[Given request] Your task is to transcribe the data in full.

[Records to use]
* start *

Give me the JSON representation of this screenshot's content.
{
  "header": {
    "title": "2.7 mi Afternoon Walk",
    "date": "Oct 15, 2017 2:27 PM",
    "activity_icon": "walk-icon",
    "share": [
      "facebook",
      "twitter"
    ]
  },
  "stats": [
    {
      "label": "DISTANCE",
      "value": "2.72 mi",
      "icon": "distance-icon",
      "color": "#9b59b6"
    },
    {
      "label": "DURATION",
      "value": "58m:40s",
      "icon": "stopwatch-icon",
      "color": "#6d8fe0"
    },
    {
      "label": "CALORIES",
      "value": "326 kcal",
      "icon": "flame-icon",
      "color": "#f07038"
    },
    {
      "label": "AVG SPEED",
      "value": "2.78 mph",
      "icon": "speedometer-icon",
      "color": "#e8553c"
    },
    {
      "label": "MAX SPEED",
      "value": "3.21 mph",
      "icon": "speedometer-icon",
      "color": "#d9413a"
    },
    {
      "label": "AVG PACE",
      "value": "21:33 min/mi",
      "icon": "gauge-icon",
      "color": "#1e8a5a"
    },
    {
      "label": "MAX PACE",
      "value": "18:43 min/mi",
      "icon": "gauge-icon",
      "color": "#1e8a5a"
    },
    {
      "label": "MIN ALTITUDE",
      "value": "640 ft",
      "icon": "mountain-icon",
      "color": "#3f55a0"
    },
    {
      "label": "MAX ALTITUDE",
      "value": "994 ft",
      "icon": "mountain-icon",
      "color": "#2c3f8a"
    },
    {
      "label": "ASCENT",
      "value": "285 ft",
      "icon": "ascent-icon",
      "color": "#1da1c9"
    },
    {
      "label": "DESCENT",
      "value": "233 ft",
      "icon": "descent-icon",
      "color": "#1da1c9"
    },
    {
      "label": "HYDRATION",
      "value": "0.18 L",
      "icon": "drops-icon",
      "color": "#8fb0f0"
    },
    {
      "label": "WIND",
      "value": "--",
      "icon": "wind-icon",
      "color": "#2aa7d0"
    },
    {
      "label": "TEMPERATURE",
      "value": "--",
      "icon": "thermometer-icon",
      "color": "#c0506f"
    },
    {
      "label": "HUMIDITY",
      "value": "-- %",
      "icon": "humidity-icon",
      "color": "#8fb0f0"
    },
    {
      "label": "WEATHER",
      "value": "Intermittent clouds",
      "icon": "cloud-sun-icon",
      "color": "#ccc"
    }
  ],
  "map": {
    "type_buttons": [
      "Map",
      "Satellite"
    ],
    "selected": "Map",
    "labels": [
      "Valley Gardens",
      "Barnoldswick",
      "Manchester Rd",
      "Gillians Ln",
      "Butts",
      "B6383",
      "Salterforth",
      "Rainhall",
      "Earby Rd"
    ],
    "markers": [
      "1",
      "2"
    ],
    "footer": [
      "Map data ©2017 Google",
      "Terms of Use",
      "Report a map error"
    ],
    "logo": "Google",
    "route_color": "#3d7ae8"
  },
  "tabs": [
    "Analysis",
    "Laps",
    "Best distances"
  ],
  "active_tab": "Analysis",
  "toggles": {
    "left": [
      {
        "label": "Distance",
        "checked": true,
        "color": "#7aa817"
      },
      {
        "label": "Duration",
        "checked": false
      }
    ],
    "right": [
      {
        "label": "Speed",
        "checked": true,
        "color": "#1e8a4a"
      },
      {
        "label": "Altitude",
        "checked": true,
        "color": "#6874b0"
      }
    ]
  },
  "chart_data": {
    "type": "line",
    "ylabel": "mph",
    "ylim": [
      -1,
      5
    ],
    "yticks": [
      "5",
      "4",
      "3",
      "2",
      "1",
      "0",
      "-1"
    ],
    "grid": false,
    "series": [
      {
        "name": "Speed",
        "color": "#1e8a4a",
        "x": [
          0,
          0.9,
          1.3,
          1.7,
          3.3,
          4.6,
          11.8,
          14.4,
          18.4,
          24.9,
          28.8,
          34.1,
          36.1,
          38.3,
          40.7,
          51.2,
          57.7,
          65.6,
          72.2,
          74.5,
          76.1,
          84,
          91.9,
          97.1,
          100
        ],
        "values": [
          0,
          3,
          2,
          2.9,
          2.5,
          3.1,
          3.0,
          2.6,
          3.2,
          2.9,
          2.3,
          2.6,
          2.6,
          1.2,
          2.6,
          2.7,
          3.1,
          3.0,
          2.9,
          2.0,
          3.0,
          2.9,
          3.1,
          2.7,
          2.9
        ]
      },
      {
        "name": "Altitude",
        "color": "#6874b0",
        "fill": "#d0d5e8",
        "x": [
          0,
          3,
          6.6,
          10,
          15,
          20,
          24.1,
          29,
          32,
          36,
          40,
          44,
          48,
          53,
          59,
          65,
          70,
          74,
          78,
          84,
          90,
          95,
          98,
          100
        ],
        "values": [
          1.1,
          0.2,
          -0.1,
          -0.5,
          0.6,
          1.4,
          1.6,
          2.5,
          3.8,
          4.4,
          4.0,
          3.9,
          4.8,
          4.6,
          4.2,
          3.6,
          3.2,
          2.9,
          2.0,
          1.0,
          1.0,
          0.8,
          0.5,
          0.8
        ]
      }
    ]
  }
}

* end *

[Expected answer]
Give me the JSON representation of this screenshot's content.
{
  "header": {
    "title": "2.7 mi Afternoon Walk",
    "date": "Oct 15, 2017 2:27 PM",
    "activity_icon": "walk-icon",
    "share": [
      "facebook",
      "twitter"
    ]
  },
  "stats": [
    {
      "label": "DISTANCE",
      "value": "2.72 mi",
      "icon": "distance-icon",
      "color": "#9b59b6"
    },
    {
      "label": "DURATION",
      "value": "58m:40s",
      "icon": "stopwatch-icon",
      "color": "#6d8fe0"
    },
    {
      "label": "CALORIES",
      "value": "326 kcal",
      "icon": "flame-icon",
      "color": "#f07038"
    },
    {
      "label": "AVG SPEED",
      "value": "2.78 mph",
      "icon": "speedometer-icon",
      "color": "#e8553c"
    },
    {
      "label": "MAX SPEED",
      "value": "3.21 mph",
      "icon": "speedometer-icon",
      "color": "#d9413a"
    },
    {
      "label": "AVG PACE",
      "value": "21:33 min/mi",
      "icon": "gauge-icon",
      "color": "#1e8a5a"
    },
    {
      "label": "MAX PACE",
      "value": "18:43 min/mi",
      "icon": "gauge-icon",
      "color": "#1e8a5a"
    },
    {
      "label": "MIN ALTITUDE",
      "value": "640 ft",
      "icon": "mountain-icon",
      "color": "#3f55a0"
    },
    {
      "label": "MAX ALTITUDE",
      "value": "994 ft",
      "icon": "mountain-icon",
      "color": "#2c3f8a"
    },
    {
      "label": "ASCENT",
      "value": "285 ft",
      "icon": "ascent-icon",
      "color": "#1da1c9"
    },
    {
      "label": "DESCENT",
      "value": "233 ft",
      "icon": "descent-icon",
      "color": "#1da1c9"
    },
    {
      "label": "HYDRATION",
      "value": "0.18 L",
      "icon": "drops-icon",
      "color": "#8fb0f0"
    },
    {
      "label": "WIND",
      "value": "--",
      "icon": "wind-icon",
      "color": "#2aa7d0"
    },
    {
      "label": "TEMPERATURE",
      "value": "--",
      "icon": "thermometer-icon",
      "color": "#c0506f"
    },
    {
      "label": "HUMIDITY",
      "value": "-- %",
      "icon": "humidity-icon",
      "color": "#8fb0f0"
    },
    {
      "label": "WEATHER",
      "value": "Intermittent clouds",
      "icon": "cloud-sun-icon",
      "color": "#ccc"
    }
  ],
  "map": {
    "type_buttons": [
      "Map",
      "Satellite"
    ],
    "selected": "Map",
    "labels": [
      "Valley Gardens",
      "Barnoldswick",
      "Manchester Rd",
      "Gillians Ln",
      "Butts",
      "B6383",
      "Salterforth",
      "Rainhall",
      "Earby Rd"
    ],
    "markers": [
      "1",
      "2"
    ],
    "footer": [
      "Map data ©2017 Google",
      "Terms of Use",
      "Report a map error"
    ],
    "logo": "Google",
    "route_color": "#3d7ae8"
  },
  "tabs": [
    "Analysis",
    "Laps",
    "Best distances"
  ],
  "active_tab": "Analysis",
  "toggles": {
    "left": [
      {
        "label": "Distance",
        "checked": true,
        "color": "#7aa817"
      },
      {
        "label": "Duration",
        "checked": false
      }
    ],
    "right": [
      {
        "label": "Speed",
        "checked": true,
        "color": "#1e8a4a"
      },
      {
        "label": "Altitude",
        "checked": true,
        "color": "#6874b0"
      }
    ]
  },
  "chart_data": {
    "type": "line",
    "ylabel": "mph",
    "ylim": [
      -1,
      5
    ],
    "yticks": [
      "5",
      "4",
      "3",
      "2",
      "1",
      "0",
      "-1"
    ],
    "grid": false,
    "series": [
      {
        "name": "Speed",
        "color": "#1e8a4a",
        "x": [
          0,
          0.9,
          1.3,
          1.7,
          3.3,
          4.6,
          11.8,
          14.4,
          18.4,
          24.9,
          28.8,
          34.1,
          36.1,
          38.3,
          40.7,
          51.2,
          57.7,
          65.6,
          72.2,
          74.5,
          76.1,
          84,
          91.9,
          97.1,
          100
        ],
        "values": [
          0,
          3,
          2,
          2.9,
          2.5,
          3.1,
          3.0,
          2.6,
          3.2,
          2.9,
          2.3,
          2.6,
          2.6,
          1.2,
          2.6,
          2.7,
          3.1,
          3.0,
          2.9,
          2.0,
          3.0,
          2.9,
          3.1,
          2.7,
          2.9
        ]
      },
      {
        "name": "Altitude",
        "color": "#6874b0",
        "fill": "#d0d5e8",
        "x": [
          0,
          3,
          6.6,
          10,
          15,
          20,
          24.1,
          29,
          32,
          36,
          40,
          44,
          48,
          53,
          59,
          65,
          70,
          74,
          78,
          84,
          90,
          95,
          98,
          100
        ],
        "values": [
          1.1,
          0.2,
          -0.1,
          -0.5,
          0.6,
          1.4,
          1.6,
          2.5,
          3.8,
          4.4,
          4.0,
          3.9,
          4.8,
          4.6,
          4.2,
          3.6,
          3.2,
          2.9,
          2.0,
          1.0,
          1.0,
          0.8,
          0.5,
          0.8
        ]
      }
    ]
  }
}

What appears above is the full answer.